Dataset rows

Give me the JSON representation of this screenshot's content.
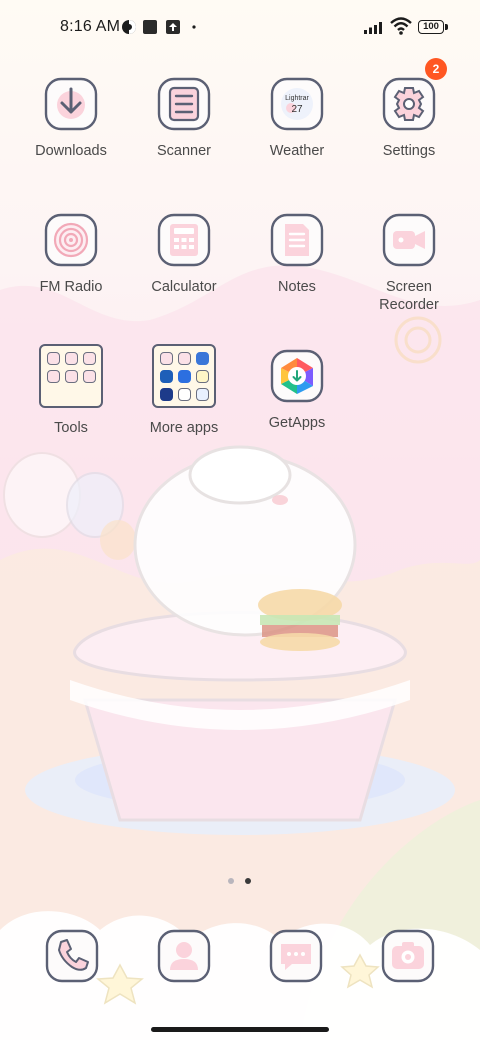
{
  "status_bar": {
    "time": "8:16 AM",
    "battery": "100",
    "left_icons": [
      "vpn-icon",
      "square-notification-icon",
      "upload-notification-icon",
      "dot-icon"
    ],
    "right_icons": [
      "signal-icon",
      "wifi-icon",
      "battery-icon"
    ]
  },
  "apps": [
    {
      "label": "Downloads",
      "icon": "download-arrow-icon"
    },
    {
      "label": "Scanner",
      "icon": "scanner-icon"
    },
    {
      "label": "Weather",
      "icon": "weather-icon",
      "icon_text_line1": "Lightrar",
      "icon_text_line2": "27"
    },
    {
      "label": "Settings",
      "icon": "gear-icon",
      "badge": "2"
    },
    {
      "label": "FM Radio",
      "icon": "radio-icon"
    },
    {
      "label": "Calculator",
      "icon": "calculator-icon"
    },
    {
      "label": "Notes",
      "icon": "notes-icon"
    },
    {
      "label": "Screen Recorder",
      "icon": "video-camera-icon"
    },
    {
      "label": "Tools",
      "icon": "folder-icon"
    },
    {
      "label": "More apps",
      "icon": "folder-icon"
    },
    {
      "label": "GetApps",
      "icon": "getapps-icon"
    }
  ],
  "dock": [
    {
      "name": "phone",
      "icon": "phone-icon"
    },
    {
      "name": "contacts",
      "icon": "contacts-icon"
    },
    {
      "name": "messages",
      "icon": "chat-bubble-icon"
    },
    {
      "name": "camera",
      "icon": "camera-icon"
    }
  ],
  "page_indicator": {
    "current": 2,
    "total": 2
  },
  "colors": {
    "accent_pink": "#f5a9b8",
    "icon_outline": "#5b6074",
    "badge": "#ff5722",
    "label_text": "#4a4a4a"
  }
}
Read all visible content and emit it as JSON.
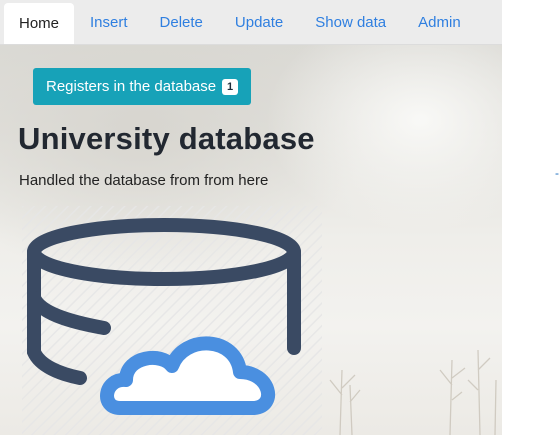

— What you need to do —
Transcribe the full listing above exactly as it stands, minus the pictures.

— Response below —
Give me the JSON representation of this screenshot's content.
{
  "status_bar": {
    "time": "8:16 AM",
    "battery": "100",
    "left_icons": [
      "vpn-icon",
      "square-notification-icon",
      "upload-notification-icon",
      "dot-icon"
    ],
    "right_icons": [
      "signal-icon",
      "wifi-icon",
      "battery-icon"
    ]
  },
  "apps": [
    {
      "label": "Downloads",
      "icon": "download-arrow-icon"
    },
    {
      "label": "Scanner",
      "icon": "scanner-icon"
    },
    {
      "label": "Weather",
      "icon": "weather-icon",
      "icon_text_line1": "Lightrar",
      "icon_text_line2": "27"
    },
    {
      "label": "Settings",
      "icon": "gear-icon",
      "badge": "2"
    },
    {
      "label": "FM Radio",
      "icon": "radio-icon"
    },
    {
      "label": "Calculator",
      "icon": "calculator-icon"
    },
    {
      "label": "Notes",
      "icon": "notes-icon"
    },
    {
      "label": "Screen Recorder",
      "icon": "video-camera-icon"
    },
    {
      "label": "Tools",
      "icon": "folder-icon"
    },
    {
      "label": "More apps",
      "icon": "folder-icon"
    },
    {
      "label": "GetApps",
      "icon": "getapps-icon"
    }
  ],
  "dock": [
    {
      "name": "phone",
      "icon": "phone-icon"
    },
    {
      "name": "contacts",
      "icon": "contacts-icon"
    },
    {
      "name": "messages",
      "icon": "chat-bubble-icon"
    },
    {
      "name": "camera",
      "icon": "camera-icon"
    }
  ],
  "page_indicator": {
    "current": 2,
    "total": 2
  },
  "colors": {
    "accent_pink": "#f5a9b8",
    "icon_outline": "#5b6074",
    "badge": "#ff5722",
    "label_text": "#4a4a4a"
  }
}
Read all visible content and emit it as JSON.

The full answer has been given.